═══ Provided material

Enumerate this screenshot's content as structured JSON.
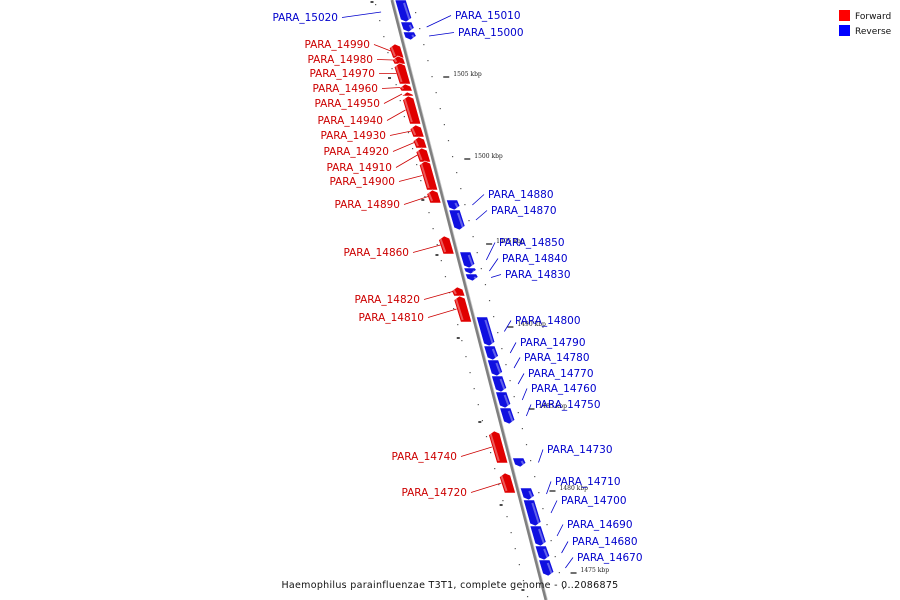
{
  "figure": {
    "caption": "Haemophilus parainfluenzae T3T1, complete genome - 0..2086875"
  },
  "legend": [
    {
      "label": "Forward",
      "color": "#ff0000"
    },
    {
      "label": "Reverse",
      "color": "#0000ff"
    }
  ],
  "colors": {
    "forward": "#e00000",
    "reverse": "#1010e0",
    "backbone": "#808080",
    "forward_label": "#cc0000",
    "reverse_label": "#0000cc"
  },
  "ticks": [
    {
      "label": "1505 kbp"
    },
    {
      "label": "1500 kbp"
    },
    {
      "label": "1495 kbp"
    },
    {
      "label": "1490 kbp"
    },
    {
      "label": "1485 kbp"
    },
    {
      "label": "1480 kbp"
    },
    {
      "label": "1475 kbp"
    }
  ],
  "genes": {
    "forward": [
      "PARA_14990",
      "PARA_14980",
      "PARA_14970",
      "PARA_14960",
      "PARA_14950",
      "PARA_14940",
      "PARA_14930",
      "PARA_14920",
      "PARA_14910",
      "PARA_14900",
      "PARA_14890",
      "PARA_14860",
      "PARA_14820",
      "PARA_14810",
      "PARA_14740",
      "PARA_14720"
    ],
    "reverse": [
      "PARA_15020",
      "PARA_15010",
      "PARA_15000",
      "PARA_14880",
      "PARA_14870",
      "PARA_14850",
      "PARA_14840",
      "PARA_14830",
      "PARA_14800",
      "PARA_14790",
      "PARA_14780",
      "PARA_14770",
      "PARA_14760",
      "PARA_14750",
      "PARA_14730",
      "PARA_14710",
      "PARA_14700",
      "PARA_14690",
      "PARA_14680",
      "PARA_14670"
    ]
  }
}
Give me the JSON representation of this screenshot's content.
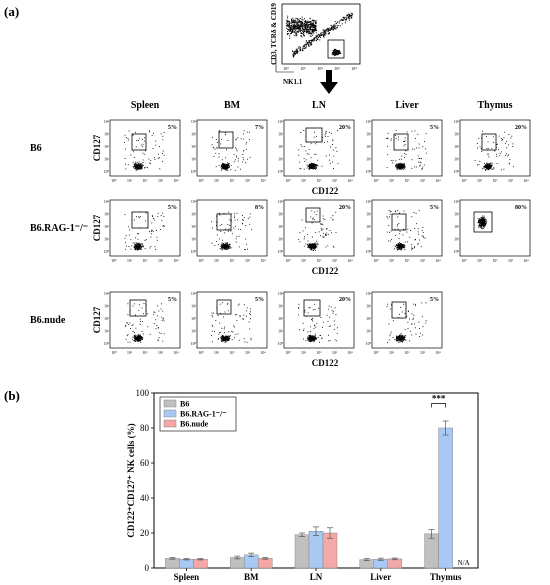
{
  "panel_labels": {
    "a": "(a)",
    "b": "(b)"
  },
  "top_gate": {
    "y_label": "CD3, TCRδ & CD19",
    "x_label": "NK1.1",
    "ticks": [
      "10⁰",
      "10¹",
      "10²",
      "10³",
      "10⁴"
    ]
  },
  "flow": {
    "columns": [
      "Spleen",
      "BM",
      "LN",
      "Liver",
      "Thymus"
    ],
    "x_axis_label": "CD122",
    "y_axis_label": "CD127",
    "ticks": [
      "10⁰",
      "10¹",
      "10²",
      "10³",
      "10⁴"
    ],
    "rows": [
      {
        "name": "B6",
        "percents": [
          "5%",
          "7%",
          "20%",
          "5%",
          "20%"
        ]
      },
      {
        "name": "B6.RAG-1⁻/⁻",
        "percents": [
          "5%",
          "8%",
          "20%",
          "5%",
          "80%"
        ]
      },
      {
        "name": "B6.nude",
        "percents": [
          "5%",
          "5%",
          "20%",
          "5%"
        ]
      }
    ]
  },
  "chart_data": {
    "type": "bar",
    "ylabel": "CD122⁺CD127⁺ NK cells (%)",
    "ylim": [
      0,
      100
    ],
    "yticks": [
      "0",
      "20",
      "40",
      "60",
      "80",
      "100"
    ],
    "categories": [
      "Spleen",
      "BM",
      "LN",
      "Liver",
      "Thymus"
    ],
    "series": [
      {
        "name": "B6",
        "color": "#c0c0c0",
        "values": [
          5.5,
          6,
          19,
          4.8,
          19.5
        ],
        "errors": [
          0.5,
          0.8,
          1,
          0.6,
          2.5
        ]
      },
      {
        "name": "B6.RAG-1⁻/⁻",
        "color": "#a9c9f5",
        "values": [
          5,
          7.5,
          21,
          5,
          80
        ],
        "errors": [
          0.4,
          1,
          2.5,
          0.6,
          4
        ]
      },
      {
        "name": "B6.nude",
        "color": "#f4a8a8",
        "values": [
          5,
          5.5,
          20,
          5.2,
          null
        ],
        "errors": [
          0.4,
          0.5,
          3,
          0.5,
          null
        ]
      }
    ],
    "annotations": {
      "significance": "***",
      "na": "N/A"
    },
    "legend": "top-left"
  }
}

══════

__Exercise goal__
Write the entries above out again exactly, but not the pictures.

__Solution__
Enumerate this screenshot's content as structured JSON.
{
  "figure": {
    "caption": "Haemophilus parainfluenzae T3T1, complete genome - 0..2086875"
  },
  "legend": [
    {
      "label": "Forward",
      "color": "#ff0000"
    },
    {
      "label": "Reverse",
      "color": "#0000ff"
    }
  ],
  "colors": {
    "forward": "#e00000",
    "reverse": "#1010e0",
    "backbone": "#808080",
    "forward_label": "#cc0000",
    "reverse_label": "#0000cc"
  },
  "ticks": [
    {
      "label": "1505 kbp"
    },
    {
      "label": "1500 kbp"
    },
    {
      "label": "1495 kbp"
    },
    {
      "label": "1490 kbp"
    },
    {
      "label": "1485 kbp"
    },
    {
      "label": "1480 kbp"
    },
    {
      "label": "1475 kbp"
    }
  ],
  "genes": {
    "forward": [
      "PARA_14990",
      "PARA_14980",
      "PARA_14970",
      "PARA_14960",
      "PARA_14950",
      "PARA_14940",
      "PARA_14930",
      "PARA_14920",
      "PARA_14910",
      "PARA_14900",
      "PARA_14890",
      "PARA_14860",
      "PARA_14820",
      "PARA_14810",
      "PARA_14740",
      "PARA_14720"
    ],
    "reverse": [
      "PARA_15020",
      "PARA_15010",
      "PARA_15000",
      "PARA_14880",
      "PARA_14870",
      "PARA_14850",
      "PARA_14840",
      "PARA_14830",
      "PARA_14800",
      "PARA_14790",
      "PARA_14780",
      "PARA_14770",
      "PARA_14760",
      "PARA_14750",
      "PARA_14730",
      "PARA_14710",
      "PARA_14700",
      "PARA_14690",
      "PARA_14680",
      "PARA_14670"
    ]
  }
}
Give me the JSON representation of this screenshot's content.
{
  "panel_labels": {
    "a": "(a)",
    "b": "(b)"
  },
  "top_gate": {
    "y_label": "CD3, TCRδ & CD19",
    "x_label": "NK1.1",
    "ticks": [
      "10⁰",
      "10¹",
      "10²",
      "10³",
      "10⁴"
    ]
  },
  "flow": {
    "columns": [
      "Spleen",
      "BM",
      "LN",
      "Liver",
      "Thymus"
    ],
    "x_axis_label": "CD122",
    "y_axis_label": "CD127",
    "ticks": [
      "10⁰",
      "10¹",
      "10²",
      "10³",
      "10⁴"
    ],
    "rows": [
      {
        "name": "B6",
        "percents": [
          "5%",
          "7%",
          "20%",
          "5%",
          "20%"
        ]
      },
      {
        "name": "B6.RAG-1⁻/⁻",
        "percents": [
          "5%",
          "8%",
          "20%",
          "5%",
          "80%"
        ]
      },
      {
        "name": "B6.nude",
        "percents": [
          "5%",
          "5%",
          "20%",
          "5%"
        ]
      }
    ]
  },
  "chart_data": {
    "type": "bar",
    "ylabel": "CD122⁺CD127⁺ NK cells (%)",
    "ylim": [
      0,
      100
    ],
    "yticks": [
      "0",
      "20",
      "40",
      "60",
      "80",
      "100"
    ],
    "categories": [
      "Spleen",
      "BM",
      "LN",
      "Liver",
      "Thymus"
    ],
    "series": [
      {
        "name": "B6",
        "color": "#c0c0c0",
        "values": [
          5.5,
          6,
          19,
          4.8,
          19.5
        ],
        "errors": [
          0.5,
          0.8,
          1,
          0.6,
          2.5
        ]
      },
      {
        "name": "B6.RAG-1⁻/⁻",
        "color": "#a9c9f5",
        "values": [
          5,
          7.5,
          21,
          5,
          80
        ],
        "errors": [
          0.4,
          1,
          2.5,
          0.6,
          4
        ]
      },
      {
        "name": "B6.nude",
        "color": "#f4a8a8",
        "values": [
          5,
          5.5,
          20,
          5.2,
          null
        ],
        "errors": [
          0.4,
          0.5,
          3,
          0.5,
          null
        ]
      }
    ],
    "annotations": {
      "significance": "***",
      "na": "N/A"
    },
    "legend": "top-left"
  }
}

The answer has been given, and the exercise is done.